### Goal of the exercise:
Transcribe the records below exactly, leaving out any pictures.
-- start of Input rows --
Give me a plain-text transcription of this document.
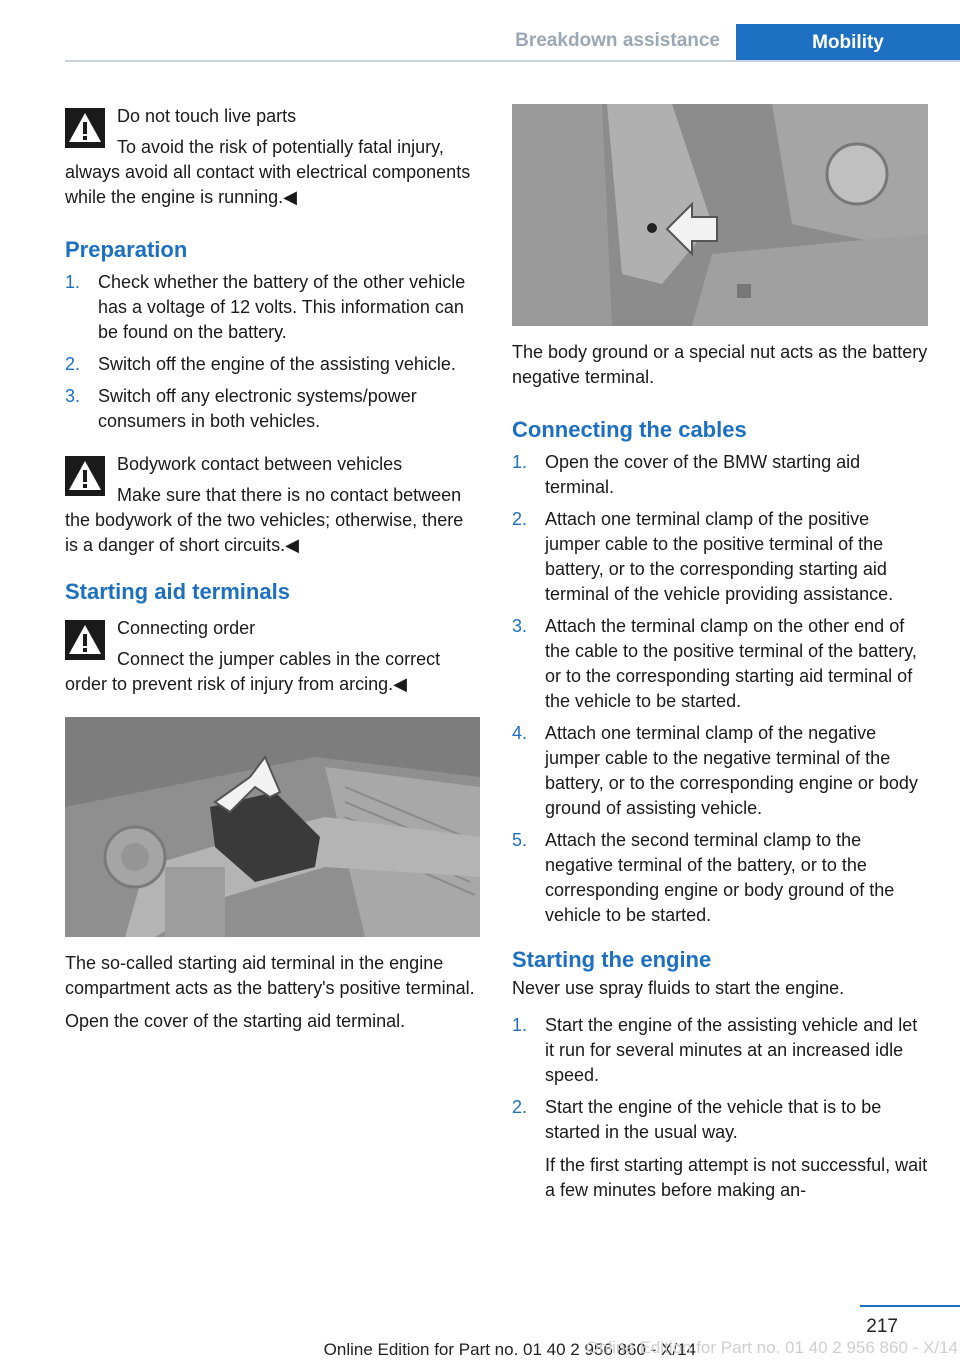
Breakdown assistance	Mobility
Do not touch live parts
To avoid the risk of potentially fatal injury, always avoid all contact with electrical components while the engine is running.◀
Preparation
1. Check whether the battery of the other vehicle has a voltage of 12 volts. This information can be found on the battery.
2. Switch off the engine of the assisting vehicle.
3. Switch off any electronic systems/power consumers in both vehicles.
Bodywork contact between vehicles
Make sure that there is no contact between the bodywork of the two vehicles; otherwise, there is a danger of short circuits.◀
Starting aid terminals
Connecting order
Connect the jumper cables in the correct order to prevent risk of injury from arcing.◀

The so-called starting aid terminal in the engine compartment acts as the battery's positive terminal.

Open the cover of the starting aid terminal.

The body ground or a special nut acts as the battery negative terminal.

Connecting the cables
1. Open the cover of the BMW starting aid terminal.
2. Attach one terminal clamp of the positive jumper cable to the positive terminal of the battery, or to the corresponding starting aid terminal of the vehicle providing assistance.
3. Attach the terminal clamp on the other end of the cable to the positive terminal of the battery, or to the corresponding starting aid terminal of the vehicle to be started.
4. Attach one terminal clamp of the negative jumper cable to the negative terminal of the battery, or to the corresponding engine or body ground of assisting vehicle.
5. Attach the second terminal clamp to the negative terminal of the battery, or to the corresponding engine or body ground of the vehicle to be started.
Starting the engine

Never use spray fluids to start the engine.

1. Start the engine of the assisting vehicle and let it run for several minutes at an increased idle speed.
2. Start the engine of the vehicle that is to be started in the usual way.

If the first starting attempt is not successful, wait a few minutes before making an-

217
Online Edition for Part no. 01 40 2 956 860 - X/14
Online Edition for Part no. 01 40 2 956 860 - X/14
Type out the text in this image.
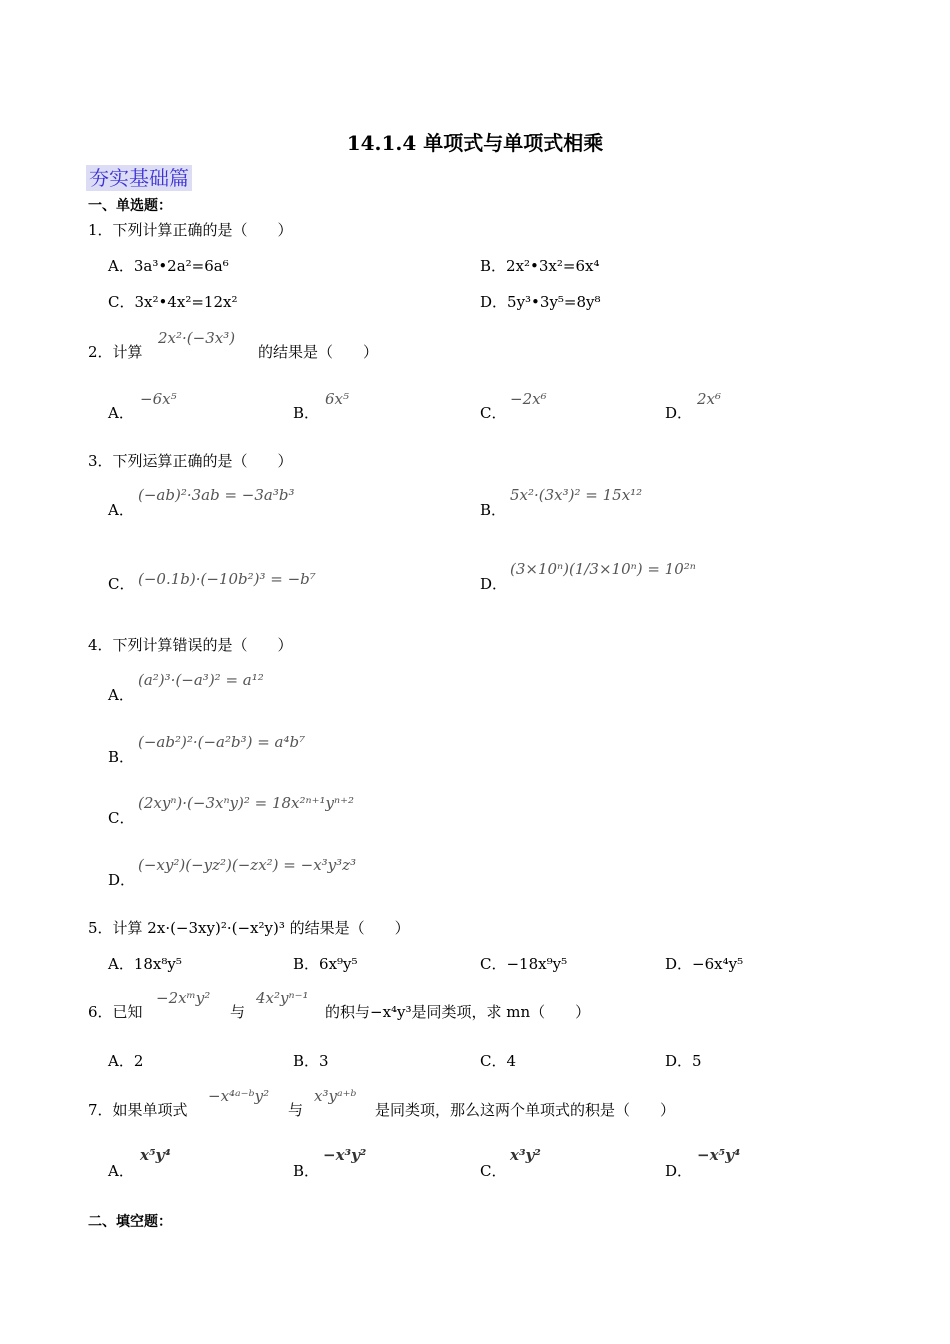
14.1.4 单项式与单项式相乘
夯实基础篇
一、单选题：
1．下列计算正确的是（　　）
A．3a³•2a²=6a⁶	B．2x²•3x²=6x⁴
C．3x²•4x²=12x²	D．5y³•3y⁵=8y⁸
2．计算
2x²·(−3x³)
的结果是（　　）
A．
−6x⁵
B．
6x⁵
C．
−2x⁶
D．
2x⁶
3．下列运算正确的是（　　）
A．
(−ab)²·3ab = −3a³b³
B．
5x²·(3x³)² = 15x¹²
C． (−0.1b)·(−10b²)³ = −b⁷	D．
(3×10ⁿ)(1/3×10ⁿ) = 10²ⁿ
4．下列计算错误的是（　　）
A．
(a²)³·(−a³)² = a¹²
B．
(−ab²)²·(−a²b³) = a⁴b⁷
C．
(2xyⁿ)·(−3xⁿy)² = 18x²ⁿ⁺¹yⁿ⁺²
D．
(−xy²)(−yz²)(−zx²) = −x³y³z³
5．计算 2x·(−3xy)²·(−x²y)³ 的结果是（　　）
A．18x⁸y⁵	B．6x⁹y⁵	C．−18x⁹y⁵	D．−6x⁴y⁵
6．已知
−2xᵐy²
与
4x²yⁿ⁻¹
的积与−x⁴y³是同类项，求 mn（　　）
A．2	B．3	C．4	D．5
7．如果单项式
−x⁴ᵃ⁻ᵇy²
与
x³yᵃ⁺ᵇ
是同类项，那么这两个单项式的积是（　　）
A．
x⁵y⁴
B．
−x³y²
C．
x³y²
D．
−x⁵y⁴
二、填空题：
-- end of Input rows --
### Task response:
Give me a plain-text transcription of this document.
Breakdown assistance	Mobility
Do not touch live parts
To avoid the risk of potentially fatal injury, always avoid all contact with electrical components while the engine is running.◀
Preparation
1. Check whether the battery of the other vehicle has a voltage of 12 volts. This information can be found on the battery.
2. Switch off the engine of the assisting vehicle.
3. Switch off any electronic systems/power consumers in both vehicles.
Bodywork contact between vehicles
Make sure that there is no contact between the bodywork of the two vehicles; otherwise, there is a danger of short circuits.◀
Starting aid terminals
Connecting order
Connect the jumper cables in the correct order to prevent risk of injury from arcing.◀

The so-called starting aid terminal in the engine compartment acts as the battery's positive terminal.

Open the cover of the starting aid terminal.

The body ground or a special nut acts as the battery negative terminal.

Connecting the cables
1. Open the cover of the BMW starting aid terminal.
2. Attach one terminal clamp of the positive jumper cable to the positive terminal of the battery, or to the corresponding starting aid terminal of the vehicle providing assistance.
3. Attach the terminal clamp on the other end of the cable to the positive terminal of the battery, or to the corresponding starting aid terminal of the vehicle to be started.
4. Attach one terminal clamp of the negative jumper cable to the negative terminal of the battery, or to the corresponding engine or body ground of assisting vehicle.
5. Attach the second terminal clamp to the negative terminal of the battery, or to the corresponding engine or body ground of the vehicle to be started.
Starting the engine

Never use spray fluids to start the engine.

1. Start the engine of the assisting vehicle and let it run for several minutes at an increased idle speed.
2. Start the engine of the vehicle that is to be started in the usual way.

If the first starting attempt is not successful, wait a few minutes before making an-

217
Online Edition for Part no. 01 40 2 956 860 - X/14
Online Edition for Part no. 01 40 2 956 860 - X/14
Type out the text in this image.
14.1.4 单项式与单项式相乘
夯实基础篇
一、单选题：
1．下列计算正确的是（　　）
A．3a³•2a²=6a⁶	B．2x²•3x²=6x⁴
C．3x²•4x²=12x²	D．5y³•3y⁵=8y⁸
2．计算
2x²·(−3x³)
的结果是（　　）
A．
−6x⁵
B．
6x⁵
C．
−2x⁶
D．
2x⁶
3．下列运算正确的是（　　）
A．
(−ab)²·3ab = −3a³b³
B．
5x²·(3x³)² = 15x¹²
C． (−0.1b)·(−10b²)³ = −b⁷	D．
(3×10ⁿ)(1/3×10ⁿ) = 10²ⁿ
4．下列计算错误的是（　　）
A．
(a²)³·(−a³)² = a¹²
B．
(−ab²)²·(−a²b³) = a⁴b⁷
C．
(2xyⁿ)·(−3xⁿy)² = 18x²ⁿ⁺¹yⁿ⁺²
D．
(−xy²)(−yz²)(−zx²) = −x³y³z³
5．计算 2x·(−3xy)²·(−x²y)³ 的结果是（　　）
A．18x⁸y⁵	B．6x⁹y⁵	C．−18x⁹y⁵	D．−6x⁴y⁵
6．已知
−2xᵐy²
与
4x²yⁿ⁻¹
的积与−x⁴y³是同类项，求 mn（　　）
A．2	B．3	C．4	D．5
7．如果单项式
−x⁴ᵃ⁻ᵇy²
与
x³yᵃ⁺ᵇ
是同类项，那么这两个单项式的积是（　　）
A．
x⁵y⁴
B．
−x³y²
C．
x³y²
D．
−x⁵y⁴
二、填空题：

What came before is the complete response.